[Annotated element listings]
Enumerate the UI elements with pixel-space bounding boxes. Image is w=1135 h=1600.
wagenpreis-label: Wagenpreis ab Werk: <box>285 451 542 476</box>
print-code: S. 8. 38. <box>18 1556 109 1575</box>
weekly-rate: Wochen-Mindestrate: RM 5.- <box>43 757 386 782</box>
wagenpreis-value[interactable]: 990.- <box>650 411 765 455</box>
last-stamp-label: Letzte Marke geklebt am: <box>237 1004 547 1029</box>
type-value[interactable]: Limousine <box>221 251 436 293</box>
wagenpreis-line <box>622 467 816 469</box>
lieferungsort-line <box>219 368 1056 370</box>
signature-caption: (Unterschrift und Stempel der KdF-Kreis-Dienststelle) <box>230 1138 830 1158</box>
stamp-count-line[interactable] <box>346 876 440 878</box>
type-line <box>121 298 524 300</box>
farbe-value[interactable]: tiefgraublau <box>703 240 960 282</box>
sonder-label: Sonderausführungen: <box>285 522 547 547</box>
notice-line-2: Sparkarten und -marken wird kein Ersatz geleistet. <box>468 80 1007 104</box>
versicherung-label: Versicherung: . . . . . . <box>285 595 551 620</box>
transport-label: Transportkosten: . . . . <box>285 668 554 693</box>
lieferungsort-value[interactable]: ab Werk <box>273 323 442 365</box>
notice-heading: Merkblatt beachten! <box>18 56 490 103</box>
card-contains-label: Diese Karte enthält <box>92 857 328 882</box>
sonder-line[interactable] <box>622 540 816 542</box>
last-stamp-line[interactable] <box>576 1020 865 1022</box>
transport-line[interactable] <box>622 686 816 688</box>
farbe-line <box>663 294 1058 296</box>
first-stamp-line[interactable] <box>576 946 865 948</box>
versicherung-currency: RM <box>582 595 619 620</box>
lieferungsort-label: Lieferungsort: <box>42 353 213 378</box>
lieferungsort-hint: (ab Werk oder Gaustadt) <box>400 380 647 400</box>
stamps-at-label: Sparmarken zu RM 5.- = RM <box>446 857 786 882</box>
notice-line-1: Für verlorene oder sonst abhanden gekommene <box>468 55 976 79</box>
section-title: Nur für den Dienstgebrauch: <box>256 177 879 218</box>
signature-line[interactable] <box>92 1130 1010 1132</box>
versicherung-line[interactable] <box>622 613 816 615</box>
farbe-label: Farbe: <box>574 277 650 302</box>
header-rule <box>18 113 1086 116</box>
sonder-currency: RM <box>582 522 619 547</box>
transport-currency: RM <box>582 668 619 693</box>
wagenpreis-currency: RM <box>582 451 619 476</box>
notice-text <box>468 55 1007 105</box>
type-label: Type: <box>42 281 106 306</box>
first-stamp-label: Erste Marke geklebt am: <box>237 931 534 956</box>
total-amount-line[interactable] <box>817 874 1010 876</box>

▶ **Written request**:
Please return every line of the material above unchanged and in the same order.

▶ **Final result**:
Enumerate the UI elements with pixel-space bounding boxes. Image is w=1135 h=1600.
wagenpreis-label: Wagenpreis ab Werk: <box>285 451 542 476</box>
print-code: S. 8. 38. <box>18 1556 109 1575</box>
weekly-rate: Wochen-Mindestrate: RM 5.- <box>43 757 386 782</box>
wagenpreis-value[interactable]: 990.- <box>650 411 765 455</box>
last-stamp-label: Letzte Marke geklebt am: <box>237 1004 547 1029</box>
type-value[interactable]: Limousine <box>221 251 436 293</box>
wagenpreis-line <box>622 467 816 469</box>
lieferungsort-line <box>219 368 1056 370</box>
signature-caption: (Unterschrift und Stempel der KdF-Kreis-Dienststelle) <box>230 1138 830 1158</box>
stamp-count-line[interactable] <box>346 876 440 878</box>
type-line <box>121 298 524 300</box>
farbe-value[interactable]: tiefgraublau <box>703 240 960 282</box>
sonder-label: Sonderausführungen: <box>285 522 547 547</box>
notice-line-2: Sparkarten und -marken wird kein Ersatz geleistet. <box>468 80 1007 104</box>
versicherung-label: Versicherung: . . . . . . <box>285 595 551 620</box>
transport-label: Transportkosten: . . . . <box>285 668 554 693</box>
lieferungsort-value[interactable]: ab Werk <box>273 323 442 365</box>
notice-heading: Merkblatt beachten! <box>18 56 490 103</box>
card-contains-label: Diese Karte enthält <box>92 857 328 882</box>
sonder-line[interactable] <box>622 540 816 542</box>
last-stamp-line[interactable] <box>576 1020 865 1022</box>
transport-line[interactable] <box>622 686 816 688</box>
farbe-line <box>663 294 1058 296</box>
first-stamp-line[interactable] <box>576 946 865 948</box>
versicherung-currency: RM <box>582 595 619 620</box>
lieferungsort-label: Lieferungsort: <box>42 353 213 378</box>
lieferungsort-hint: (ab Werk oder Gaustadt) <box>400 380 647 400</box>
stamps-at-label: Sparmarken zu RM 5.- = RM <box>446 857 786 882</box>
notice-line-1: Für verlorene oder sonst abhanden gekommene <box>468 55 976 79</box>
section-title: Nur für den Dienstgebrauch: <box>256 177 879 218</box>
signature-line[interactable] <box>92 1130 1010 1132</box>
versicherung-line[interactable] <box>622 613 816 615</box>
farbe-label: Farbe: <box>574 277 650 302</box>
header-rule <box>18 113 1086 116</box>
sonder-currency: RM <box>582 522 619 547</box>
transport-currency: RM <box>582 668 619 693</box>
wagenpreis-currency: RM <box>582 451 619 476</box>
notice-text <box>468 55 1007 105</box>
type-label: Type: <box>42 281 106 306</box>
first-stamp-label: Erste Marke geklebt am: <box>237 931 534 956</box>
total-amount-line[interactable] <box>817 874 1010 876</box>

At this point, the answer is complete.